### Do this
Reproduce the lines of the material from the line containing "135, 441, 138]" through the line containing "244, 581, 360]", including both of those lines. Give only these lines.
------------------------------------------------------------------------
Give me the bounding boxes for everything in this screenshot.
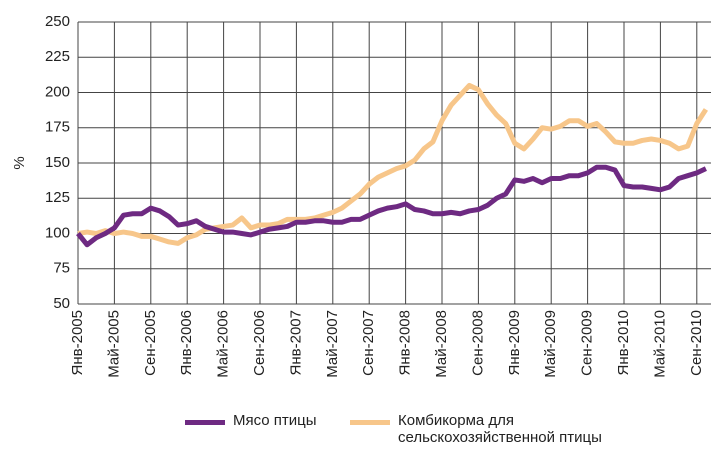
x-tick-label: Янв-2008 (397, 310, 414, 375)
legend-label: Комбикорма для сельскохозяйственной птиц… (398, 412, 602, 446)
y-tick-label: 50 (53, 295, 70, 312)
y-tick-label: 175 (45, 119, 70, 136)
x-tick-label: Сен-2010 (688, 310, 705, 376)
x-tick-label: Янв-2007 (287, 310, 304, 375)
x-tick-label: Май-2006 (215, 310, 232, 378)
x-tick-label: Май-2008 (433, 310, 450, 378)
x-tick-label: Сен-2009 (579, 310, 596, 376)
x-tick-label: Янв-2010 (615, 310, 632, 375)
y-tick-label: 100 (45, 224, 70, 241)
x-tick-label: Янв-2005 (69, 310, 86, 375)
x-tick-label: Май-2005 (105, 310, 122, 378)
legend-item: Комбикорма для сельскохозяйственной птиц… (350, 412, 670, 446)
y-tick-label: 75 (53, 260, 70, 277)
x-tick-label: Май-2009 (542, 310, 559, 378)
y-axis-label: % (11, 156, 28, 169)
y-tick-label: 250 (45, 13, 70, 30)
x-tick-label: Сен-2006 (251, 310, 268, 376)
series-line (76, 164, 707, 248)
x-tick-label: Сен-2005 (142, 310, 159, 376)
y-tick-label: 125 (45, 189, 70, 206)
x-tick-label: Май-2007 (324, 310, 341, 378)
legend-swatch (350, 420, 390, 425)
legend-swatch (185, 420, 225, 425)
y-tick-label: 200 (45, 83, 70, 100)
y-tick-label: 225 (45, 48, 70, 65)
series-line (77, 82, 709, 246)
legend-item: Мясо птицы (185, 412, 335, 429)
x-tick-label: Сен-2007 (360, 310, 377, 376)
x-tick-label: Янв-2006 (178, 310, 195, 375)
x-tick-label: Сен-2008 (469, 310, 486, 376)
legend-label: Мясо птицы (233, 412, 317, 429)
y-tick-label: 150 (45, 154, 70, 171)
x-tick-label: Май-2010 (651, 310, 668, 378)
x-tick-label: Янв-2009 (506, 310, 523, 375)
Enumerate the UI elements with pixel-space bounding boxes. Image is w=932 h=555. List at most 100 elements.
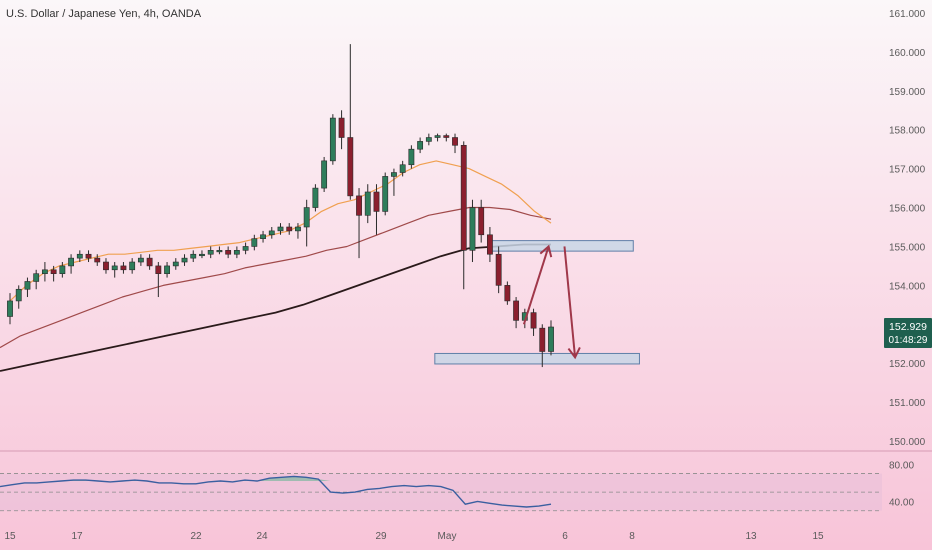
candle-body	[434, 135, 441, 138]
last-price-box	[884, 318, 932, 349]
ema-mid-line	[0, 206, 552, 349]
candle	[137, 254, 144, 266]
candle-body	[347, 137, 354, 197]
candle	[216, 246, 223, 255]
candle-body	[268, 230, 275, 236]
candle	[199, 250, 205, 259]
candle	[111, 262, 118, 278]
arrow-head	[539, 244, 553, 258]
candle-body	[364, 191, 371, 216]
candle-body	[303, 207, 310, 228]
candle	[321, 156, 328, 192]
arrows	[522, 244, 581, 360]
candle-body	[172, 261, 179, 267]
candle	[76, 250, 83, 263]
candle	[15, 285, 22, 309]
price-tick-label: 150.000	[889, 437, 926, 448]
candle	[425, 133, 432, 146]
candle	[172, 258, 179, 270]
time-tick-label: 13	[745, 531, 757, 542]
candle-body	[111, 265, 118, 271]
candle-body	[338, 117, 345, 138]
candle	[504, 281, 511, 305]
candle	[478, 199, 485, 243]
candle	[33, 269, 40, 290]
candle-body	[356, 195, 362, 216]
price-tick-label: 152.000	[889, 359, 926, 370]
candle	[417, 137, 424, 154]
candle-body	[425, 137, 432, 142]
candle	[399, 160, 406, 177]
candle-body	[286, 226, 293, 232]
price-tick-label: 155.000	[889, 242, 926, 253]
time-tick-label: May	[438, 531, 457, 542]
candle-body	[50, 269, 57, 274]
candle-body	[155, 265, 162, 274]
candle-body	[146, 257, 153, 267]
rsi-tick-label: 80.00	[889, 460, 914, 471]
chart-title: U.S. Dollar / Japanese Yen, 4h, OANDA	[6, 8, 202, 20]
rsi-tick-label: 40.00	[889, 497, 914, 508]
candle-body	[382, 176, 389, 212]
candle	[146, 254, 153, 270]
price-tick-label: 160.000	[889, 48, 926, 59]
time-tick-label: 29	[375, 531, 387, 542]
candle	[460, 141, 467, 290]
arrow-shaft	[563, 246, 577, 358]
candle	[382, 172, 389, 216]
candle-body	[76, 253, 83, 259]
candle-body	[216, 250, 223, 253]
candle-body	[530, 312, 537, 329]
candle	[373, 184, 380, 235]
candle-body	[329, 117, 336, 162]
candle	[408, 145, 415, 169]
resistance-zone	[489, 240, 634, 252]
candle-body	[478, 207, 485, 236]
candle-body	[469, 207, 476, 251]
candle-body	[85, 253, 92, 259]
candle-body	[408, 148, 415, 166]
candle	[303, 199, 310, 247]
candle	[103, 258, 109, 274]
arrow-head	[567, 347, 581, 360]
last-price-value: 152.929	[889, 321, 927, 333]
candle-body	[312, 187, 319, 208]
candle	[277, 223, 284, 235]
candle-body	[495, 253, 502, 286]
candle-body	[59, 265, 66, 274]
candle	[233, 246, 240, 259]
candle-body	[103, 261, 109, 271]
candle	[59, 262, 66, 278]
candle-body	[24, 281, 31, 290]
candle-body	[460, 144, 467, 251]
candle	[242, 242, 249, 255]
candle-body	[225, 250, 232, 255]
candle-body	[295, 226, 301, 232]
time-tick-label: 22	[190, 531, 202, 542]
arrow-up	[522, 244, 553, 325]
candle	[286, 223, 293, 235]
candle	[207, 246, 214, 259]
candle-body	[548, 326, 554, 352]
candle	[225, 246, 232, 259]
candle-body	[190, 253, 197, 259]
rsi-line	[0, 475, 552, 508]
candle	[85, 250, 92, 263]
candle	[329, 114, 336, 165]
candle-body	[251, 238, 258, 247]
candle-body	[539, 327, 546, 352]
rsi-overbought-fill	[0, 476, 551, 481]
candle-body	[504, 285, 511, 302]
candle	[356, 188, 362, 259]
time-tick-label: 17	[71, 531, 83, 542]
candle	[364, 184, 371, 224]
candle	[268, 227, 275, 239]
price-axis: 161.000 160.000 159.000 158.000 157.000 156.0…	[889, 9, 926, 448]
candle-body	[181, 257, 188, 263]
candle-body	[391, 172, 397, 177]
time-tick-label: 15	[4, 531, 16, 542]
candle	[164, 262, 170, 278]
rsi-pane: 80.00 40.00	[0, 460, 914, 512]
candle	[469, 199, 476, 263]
------------------------------------------------------------------------
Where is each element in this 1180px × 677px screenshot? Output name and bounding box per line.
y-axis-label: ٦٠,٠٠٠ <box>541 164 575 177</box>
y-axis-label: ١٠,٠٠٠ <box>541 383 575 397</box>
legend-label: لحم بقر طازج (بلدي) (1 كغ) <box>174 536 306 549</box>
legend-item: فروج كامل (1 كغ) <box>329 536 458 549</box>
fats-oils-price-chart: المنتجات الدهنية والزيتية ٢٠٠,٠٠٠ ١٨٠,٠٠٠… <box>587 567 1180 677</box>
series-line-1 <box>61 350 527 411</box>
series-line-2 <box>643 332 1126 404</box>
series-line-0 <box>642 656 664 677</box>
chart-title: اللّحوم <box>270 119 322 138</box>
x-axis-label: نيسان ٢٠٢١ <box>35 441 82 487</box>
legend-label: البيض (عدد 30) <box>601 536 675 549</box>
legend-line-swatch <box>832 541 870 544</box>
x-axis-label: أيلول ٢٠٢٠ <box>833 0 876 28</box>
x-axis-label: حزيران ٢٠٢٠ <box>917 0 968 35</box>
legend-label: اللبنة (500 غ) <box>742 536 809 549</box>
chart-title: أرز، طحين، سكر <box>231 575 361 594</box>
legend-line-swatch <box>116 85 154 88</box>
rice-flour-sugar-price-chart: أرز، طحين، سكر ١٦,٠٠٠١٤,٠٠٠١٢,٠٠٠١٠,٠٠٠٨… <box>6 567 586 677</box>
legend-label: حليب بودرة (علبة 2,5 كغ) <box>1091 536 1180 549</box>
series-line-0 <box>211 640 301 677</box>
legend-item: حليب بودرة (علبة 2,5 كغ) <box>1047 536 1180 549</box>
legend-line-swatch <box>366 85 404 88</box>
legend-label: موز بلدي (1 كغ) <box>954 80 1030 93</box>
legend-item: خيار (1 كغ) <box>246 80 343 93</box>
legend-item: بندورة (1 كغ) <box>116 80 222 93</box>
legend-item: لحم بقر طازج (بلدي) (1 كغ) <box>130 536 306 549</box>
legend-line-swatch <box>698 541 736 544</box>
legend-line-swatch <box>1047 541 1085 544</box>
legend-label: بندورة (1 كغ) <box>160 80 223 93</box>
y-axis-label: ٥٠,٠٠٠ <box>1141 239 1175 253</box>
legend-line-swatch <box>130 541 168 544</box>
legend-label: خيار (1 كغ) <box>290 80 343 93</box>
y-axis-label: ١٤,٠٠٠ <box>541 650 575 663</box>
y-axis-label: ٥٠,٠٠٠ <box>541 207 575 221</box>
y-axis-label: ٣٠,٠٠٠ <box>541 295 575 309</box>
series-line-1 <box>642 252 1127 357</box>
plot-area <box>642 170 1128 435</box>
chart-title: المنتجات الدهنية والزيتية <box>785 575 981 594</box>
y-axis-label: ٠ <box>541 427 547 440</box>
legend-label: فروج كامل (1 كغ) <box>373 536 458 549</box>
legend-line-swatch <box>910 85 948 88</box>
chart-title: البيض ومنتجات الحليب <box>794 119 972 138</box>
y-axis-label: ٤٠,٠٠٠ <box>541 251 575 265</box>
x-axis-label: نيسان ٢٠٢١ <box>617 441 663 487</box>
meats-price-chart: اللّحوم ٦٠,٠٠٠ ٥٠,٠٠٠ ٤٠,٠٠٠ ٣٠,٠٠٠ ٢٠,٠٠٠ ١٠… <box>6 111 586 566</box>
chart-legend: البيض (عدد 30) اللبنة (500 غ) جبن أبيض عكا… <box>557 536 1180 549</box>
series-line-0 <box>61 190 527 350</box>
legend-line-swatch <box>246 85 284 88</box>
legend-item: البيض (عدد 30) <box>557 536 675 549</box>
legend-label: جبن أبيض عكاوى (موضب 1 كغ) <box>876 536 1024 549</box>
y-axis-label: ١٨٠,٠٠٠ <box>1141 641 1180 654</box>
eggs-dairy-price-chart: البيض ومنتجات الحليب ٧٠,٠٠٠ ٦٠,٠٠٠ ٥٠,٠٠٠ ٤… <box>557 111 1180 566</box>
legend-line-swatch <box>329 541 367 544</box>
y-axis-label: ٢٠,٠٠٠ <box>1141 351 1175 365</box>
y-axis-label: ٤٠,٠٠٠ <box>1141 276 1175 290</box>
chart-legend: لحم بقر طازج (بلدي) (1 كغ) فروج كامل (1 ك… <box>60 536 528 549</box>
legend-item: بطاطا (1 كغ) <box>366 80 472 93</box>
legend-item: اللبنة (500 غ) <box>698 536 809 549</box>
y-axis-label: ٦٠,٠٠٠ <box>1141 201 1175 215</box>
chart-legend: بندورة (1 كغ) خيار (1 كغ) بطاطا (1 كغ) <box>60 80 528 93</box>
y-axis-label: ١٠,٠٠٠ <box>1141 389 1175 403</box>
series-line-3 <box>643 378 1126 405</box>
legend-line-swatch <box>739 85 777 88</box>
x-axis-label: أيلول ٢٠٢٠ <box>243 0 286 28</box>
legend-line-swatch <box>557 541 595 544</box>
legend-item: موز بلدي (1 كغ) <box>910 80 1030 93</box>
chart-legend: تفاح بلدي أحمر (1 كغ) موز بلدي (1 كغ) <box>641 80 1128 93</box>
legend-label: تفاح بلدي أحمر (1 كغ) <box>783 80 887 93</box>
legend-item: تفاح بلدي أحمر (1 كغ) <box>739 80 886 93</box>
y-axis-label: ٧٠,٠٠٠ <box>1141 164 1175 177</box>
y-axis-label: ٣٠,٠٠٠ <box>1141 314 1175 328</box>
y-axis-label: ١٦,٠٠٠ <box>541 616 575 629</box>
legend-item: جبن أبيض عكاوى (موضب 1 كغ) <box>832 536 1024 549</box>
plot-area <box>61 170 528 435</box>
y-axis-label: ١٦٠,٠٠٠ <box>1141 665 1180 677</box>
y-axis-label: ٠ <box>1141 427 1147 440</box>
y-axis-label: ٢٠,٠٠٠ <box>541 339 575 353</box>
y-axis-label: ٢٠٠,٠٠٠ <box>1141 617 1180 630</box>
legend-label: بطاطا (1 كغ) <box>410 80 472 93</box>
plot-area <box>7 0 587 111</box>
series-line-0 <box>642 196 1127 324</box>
------------------------------------------------------------------------
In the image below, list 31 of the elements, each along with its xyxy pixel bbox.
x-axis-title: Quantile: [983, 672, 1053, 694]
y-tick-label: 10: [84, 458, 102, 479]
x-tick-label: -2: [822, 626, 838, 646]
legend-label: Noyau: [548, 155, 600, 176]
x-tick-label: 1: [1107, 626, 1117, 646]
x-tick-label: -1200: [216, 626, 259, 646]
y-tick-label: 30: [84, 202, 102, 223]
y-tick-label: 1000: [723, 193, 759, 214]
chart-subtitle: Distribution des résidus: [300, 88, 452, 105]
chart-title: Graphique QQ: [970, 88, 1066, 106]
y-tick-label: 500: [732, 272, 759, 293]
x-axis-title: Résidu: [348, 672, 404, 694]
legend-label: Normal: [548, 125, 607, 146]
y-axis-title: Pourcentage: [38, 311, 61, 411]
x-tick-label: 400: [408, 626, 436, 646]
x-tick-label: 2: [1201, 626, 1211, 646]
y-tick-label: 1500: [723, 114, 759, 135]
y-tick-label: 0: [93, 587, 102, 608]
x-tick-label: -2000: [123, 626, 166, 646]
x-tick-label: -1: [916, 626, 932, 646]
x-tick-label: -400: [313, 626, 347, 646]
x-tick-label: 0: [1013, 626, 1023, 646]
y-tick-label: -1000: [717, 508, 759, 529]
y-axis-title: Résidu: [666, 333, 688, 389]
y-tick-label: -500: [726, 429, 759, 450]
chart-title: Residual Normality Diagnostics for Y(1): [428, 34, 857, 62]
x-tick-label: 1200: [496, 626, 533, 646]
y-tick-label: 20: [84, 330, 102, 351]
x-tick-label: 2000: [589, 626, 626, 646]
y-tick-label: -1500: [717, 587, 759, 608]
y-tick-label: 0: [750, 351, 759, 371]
------------------------------------------------------------------------
### Result of the task
candle-body	[434, 135, 441, 138]
last-price-box	[884, 318, 932, 349]
ema-mid-line	[0, 206, 552, 349]
candle	[137, 254, 144, 266]
candle-body	[347, 137, 354, 197]
candle	[216, 246, 223, 255]
candle-body	[268, 230, 275, 236]
candle	[199, 250, 205, 259]
candle	[111, 262, 118, 278]
arrow-head	[539, 244, 553, 258]
candle-body	[364, 191, 371, 216]
candle-body	[303, 207, 310, 228]
candle	[321, 156, 328, 192]
arrows	[522, 244, 581, 360]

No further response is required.